Select, from the material below, each line with "structured" in it.

── Material to process ──

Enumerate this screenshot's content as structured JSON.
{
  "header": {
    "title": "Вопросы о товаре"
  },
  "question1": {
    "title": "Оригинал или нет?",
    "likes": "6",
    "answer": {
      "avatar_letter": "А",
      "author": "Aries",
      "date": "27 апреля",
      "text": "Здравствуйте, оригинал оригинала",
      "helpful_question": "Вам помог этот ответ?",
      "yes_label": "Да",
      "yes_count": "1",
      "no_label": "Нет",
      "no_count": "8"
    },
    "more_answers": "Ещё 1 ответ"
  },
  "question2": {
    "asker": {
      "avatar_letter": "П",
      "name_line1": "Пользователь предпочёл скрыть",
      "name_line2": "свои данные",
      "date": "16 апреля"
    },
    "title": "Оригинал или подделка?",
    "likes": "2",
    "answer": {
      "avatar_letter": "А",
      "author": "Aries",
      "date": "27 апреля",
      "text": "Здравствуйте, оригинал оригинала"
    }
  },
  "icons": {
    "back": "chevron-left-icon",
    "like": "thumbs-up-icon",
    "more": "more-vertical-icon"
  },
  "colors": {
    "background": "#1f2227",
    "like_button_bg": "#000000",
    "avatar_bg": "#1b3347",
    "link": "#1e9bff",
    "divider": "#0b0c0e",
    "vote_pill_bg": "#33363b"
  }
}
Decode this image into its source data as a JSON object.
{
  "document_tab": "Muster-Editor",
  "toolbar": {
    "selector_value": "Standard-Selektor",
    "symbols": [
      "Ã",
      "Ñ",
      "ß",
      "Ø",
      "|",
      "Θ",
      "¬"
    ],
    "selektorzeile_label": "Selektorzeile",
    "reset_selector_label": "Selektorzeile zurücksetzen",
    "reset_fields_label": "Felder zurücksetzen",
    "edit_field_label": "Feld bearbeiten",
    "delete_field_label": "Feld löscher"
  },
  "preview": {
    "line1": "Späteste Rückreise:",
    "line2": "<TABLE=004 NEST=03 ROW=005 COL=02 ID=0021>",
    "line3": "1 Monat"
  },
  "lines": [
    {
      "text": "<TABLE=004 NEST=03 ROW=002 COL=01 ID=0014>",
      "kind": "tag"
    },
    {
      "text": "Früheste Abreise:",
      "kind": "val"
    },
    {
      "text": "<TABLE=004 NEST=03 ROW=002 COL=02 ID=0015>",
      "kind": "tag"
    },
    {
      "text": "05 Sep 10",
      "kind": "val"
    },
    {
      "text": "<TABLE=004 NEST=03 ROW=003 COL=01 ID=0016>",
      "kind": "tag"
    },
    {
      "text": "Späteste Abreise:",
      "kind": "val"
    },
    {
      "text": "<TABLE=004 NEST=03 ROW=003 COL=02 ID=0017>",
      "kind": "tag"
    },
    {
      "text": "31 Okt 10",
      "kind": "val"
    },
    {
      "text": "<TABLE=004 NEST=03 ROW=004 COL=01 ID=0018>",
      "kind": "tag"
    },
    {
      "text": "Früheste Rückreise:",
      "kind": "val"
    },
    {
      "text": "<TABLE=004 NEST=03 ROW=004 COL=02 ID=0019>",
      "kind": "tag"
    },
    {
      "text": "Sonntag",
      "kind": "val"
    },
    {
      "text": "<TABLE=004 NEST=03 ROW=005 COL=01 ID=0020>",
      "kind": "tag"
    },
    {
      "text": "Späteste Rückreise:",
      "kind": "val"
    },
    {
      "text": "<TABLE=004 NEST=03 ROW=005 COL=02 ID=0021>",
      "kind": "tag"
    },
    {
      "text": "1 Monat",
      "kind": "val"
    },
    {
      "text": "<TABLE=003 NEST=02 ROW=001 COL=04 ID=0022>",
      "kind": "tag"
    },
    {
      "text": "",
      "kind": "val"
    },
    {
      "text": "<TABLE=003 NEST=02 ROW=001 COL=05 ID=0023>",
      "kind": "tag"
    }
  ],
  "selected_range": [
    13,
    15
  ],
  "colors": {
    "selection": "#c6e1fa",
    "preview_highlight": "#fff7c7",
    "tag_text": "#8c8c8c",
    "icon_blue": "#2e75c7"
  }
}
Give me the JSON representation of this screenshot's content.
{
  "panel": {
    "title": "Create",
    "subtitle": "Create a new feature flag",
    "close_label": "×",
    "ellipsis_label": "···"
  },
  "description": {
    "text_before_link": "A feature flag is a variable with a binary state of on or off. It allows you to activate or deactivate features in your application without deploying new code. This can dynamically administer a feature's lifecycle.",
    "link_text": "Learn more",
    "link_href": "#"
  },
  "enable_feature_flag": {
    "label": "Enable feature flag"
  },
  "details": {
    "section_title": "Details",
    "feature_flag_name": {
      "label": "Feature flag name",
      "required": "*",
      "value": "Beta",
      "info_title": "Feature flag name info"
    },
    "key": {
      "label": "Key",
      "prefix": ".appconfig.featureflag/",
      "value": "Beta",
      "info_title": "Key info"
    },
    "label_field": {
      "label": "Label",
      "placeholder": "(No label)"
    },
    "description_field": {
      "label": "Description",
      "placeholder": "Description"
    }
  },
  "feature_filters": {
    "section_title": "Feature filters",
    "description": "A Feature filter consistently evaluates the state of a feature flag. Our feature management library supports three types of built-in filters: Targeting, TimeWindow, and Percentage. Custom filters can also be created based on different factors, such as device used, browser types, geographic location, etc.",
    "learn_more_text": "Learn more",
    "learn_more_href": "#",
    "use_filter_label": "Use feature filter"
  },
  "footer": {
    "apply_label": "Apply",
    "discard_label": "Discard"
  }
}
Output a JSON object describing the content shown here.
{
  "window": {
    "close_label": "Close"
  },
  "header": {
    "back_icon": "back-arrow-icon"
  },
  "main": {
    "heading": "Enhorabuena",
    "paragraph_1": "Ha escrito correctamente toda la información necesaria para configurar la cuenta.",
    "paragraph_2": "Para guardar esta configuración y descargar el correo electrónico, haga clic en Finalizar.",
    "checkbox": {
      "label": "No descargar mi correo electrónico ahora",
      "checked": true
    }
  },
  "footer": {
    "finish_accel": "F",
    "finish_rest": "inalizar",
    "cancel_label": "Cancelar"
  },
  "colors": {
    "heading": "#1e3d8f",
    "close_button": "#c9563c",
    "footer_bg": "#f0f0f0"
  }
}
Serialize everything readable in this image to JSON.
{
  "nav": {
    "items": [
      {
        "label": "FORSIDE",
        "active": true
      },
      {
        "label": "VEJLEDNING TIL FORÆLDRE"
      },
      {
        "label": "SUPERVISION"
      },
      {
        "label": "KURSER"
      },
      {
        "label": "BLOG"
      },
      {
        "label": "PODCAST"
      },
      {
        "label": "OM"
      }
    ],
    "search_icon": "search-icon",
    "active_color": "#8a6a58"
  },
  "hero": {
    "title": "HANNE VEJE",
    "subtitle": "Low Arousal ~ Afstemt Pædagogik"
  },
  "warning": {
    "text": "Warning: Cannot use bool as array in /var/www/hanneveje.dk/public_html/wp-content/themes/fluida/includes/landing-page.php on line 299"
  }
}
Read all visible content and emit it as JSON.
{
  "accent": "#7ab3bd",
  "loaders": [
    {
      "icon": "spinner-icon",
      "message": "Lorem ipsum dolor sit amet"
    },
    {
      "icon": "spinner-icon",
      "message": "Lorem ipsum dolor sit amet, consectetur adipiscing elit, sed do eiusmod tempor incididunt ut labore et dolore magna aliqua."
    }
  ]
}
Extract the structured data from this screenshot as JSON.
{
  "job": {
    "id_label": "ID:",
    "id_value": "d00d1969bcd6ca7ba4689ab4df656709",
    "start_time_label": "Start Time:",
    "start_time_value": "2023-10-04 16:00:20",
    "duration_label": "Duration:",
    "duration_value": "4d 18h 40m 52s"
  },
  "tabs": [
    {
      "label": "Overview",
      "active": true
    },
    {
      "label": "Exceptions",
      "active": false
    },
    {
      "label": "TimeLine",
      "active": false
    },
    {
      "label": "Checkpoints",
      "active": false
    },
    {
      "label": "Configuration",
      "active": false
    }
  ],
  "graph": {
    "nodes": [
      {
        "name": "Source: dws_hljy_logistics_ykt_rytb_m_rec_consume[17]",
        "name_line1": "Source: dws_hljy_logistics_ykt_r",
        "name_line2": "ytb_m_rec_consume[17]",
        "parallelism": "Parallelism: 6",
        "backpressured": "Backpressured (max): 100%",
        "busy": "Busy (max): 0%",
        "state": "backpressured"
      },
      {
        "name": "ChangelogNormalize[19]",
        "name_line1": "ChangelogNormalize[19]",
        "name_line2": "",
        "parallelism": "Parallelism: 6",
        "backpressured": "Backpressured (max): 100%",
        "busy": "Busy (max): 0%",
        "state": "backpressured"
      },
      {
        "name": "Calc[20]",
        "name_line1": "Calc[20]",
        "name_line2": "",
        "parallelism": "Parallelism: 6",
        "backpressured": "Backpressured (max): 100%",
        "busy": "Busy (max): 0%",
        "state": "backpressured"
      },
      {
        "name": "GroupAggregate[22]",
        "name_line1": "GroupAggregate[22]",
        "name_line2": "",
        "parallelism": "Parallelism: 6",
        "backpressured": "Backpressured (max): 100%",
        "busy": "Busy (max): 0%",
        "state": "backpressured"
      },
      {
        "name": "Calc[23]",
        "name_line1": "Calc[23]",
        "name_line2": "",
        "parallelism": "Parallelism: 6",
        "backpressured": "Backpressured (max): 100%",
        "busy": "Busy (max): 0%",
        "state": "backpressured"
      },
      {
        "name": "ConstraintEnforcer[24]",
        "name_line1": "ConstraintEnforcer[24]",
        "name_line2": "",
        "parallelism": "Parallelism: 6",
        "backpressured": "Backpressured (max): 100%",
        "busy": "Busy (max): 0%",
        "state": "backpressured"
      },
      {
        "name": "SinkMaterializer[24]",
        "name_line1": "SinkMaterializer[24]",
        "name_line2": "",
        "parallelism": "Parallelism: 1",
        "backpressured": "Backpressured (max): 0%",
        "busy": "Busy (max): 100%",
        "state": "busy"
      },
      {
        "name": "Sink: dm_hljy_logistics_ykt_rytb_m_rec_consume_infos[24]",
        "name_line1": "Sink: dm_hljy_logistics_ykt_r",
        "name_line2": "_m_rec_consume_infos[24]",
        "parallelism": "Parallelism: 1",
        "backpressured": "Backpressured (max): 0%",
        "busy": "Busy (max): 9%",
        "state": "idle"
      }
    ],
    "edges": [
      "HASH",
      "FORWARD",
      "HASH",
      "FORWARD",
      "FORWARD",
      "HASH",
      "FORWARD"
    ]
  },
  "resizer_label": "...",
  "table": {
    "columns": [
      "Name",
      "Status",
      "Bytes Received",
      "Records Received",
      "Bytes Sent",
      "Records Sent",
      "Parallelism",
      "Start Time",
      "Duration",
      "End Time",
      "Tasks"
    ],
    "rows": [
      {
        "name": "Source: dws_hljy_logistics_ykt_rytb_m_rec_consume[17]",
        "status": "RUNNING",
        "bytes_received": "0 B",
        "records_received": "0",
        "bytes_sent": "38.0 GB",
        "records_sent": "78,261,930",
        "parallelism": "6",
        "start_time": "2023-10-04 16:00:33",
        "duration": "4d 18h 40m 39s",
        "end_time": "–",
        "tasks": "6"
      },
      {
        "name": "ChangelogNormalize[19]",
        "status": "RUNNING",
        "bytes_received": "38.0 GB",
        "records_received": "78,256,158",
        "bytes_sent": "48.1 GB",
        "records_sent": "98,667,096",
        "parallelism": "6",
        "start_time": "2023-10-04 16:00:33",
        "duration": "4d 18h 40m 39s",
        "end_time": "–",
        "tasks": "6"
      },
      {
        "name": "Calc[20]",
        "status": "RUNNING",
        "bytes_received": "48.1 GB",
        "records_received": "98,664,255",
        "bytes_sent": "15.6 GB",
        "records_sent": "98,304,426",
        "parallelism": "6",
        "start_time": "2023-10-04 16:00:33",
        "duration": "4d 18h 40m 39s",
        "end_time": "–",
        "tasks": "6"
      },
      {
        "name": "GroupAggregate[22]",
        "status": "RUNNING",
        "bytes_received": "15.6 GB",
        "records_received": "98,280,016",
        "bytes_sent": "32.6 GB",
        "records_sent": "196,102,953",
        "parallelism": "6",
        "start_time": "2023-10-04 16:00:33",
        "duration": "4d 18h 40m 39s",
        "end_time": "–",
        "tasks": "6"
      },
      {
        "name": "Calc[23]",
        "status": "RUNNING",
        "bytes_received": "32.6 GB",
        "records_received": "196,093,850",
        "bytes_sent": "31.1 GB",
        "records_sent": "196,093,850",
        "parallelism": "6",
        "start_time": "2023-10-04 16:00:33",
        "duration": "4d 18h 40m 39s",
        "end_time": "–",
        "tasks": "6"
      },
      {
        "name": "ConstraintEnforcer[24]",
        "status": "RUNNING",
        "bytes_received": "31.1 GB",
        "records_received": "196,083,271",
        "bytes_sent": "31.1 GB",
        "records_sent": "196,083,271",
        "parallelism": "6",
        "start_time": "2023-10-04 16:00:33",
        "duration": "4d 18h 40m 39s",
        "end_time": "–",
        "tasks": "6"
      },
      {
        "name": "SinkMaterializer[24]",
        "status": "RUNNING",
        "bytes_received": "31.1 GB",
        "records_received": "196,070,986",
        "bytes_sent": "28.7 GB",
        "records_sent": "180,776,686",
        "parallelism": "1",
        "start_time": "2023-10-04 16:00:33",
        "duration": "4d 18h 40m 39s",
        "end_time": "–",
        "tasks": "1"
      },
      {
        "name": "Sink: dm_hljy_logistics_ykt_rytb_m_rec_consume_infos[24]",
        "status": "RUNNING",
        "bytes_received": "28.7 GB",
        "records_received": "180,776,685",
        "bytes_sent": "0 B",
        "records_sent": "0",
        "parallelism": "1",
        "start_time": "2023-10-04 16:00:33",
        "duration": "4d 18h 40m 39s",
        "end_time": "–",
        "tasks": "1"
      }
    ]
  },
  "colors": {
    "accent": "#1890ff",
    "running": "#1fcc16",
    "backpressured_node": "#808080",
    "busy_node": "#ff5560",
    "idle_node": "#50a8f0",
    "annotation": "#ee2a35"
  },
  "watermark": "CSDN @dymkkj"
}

───

[Correct output]
Enumerate this screenshot's content as structured JSON.
Extract the structured data from this screenshot as JSON.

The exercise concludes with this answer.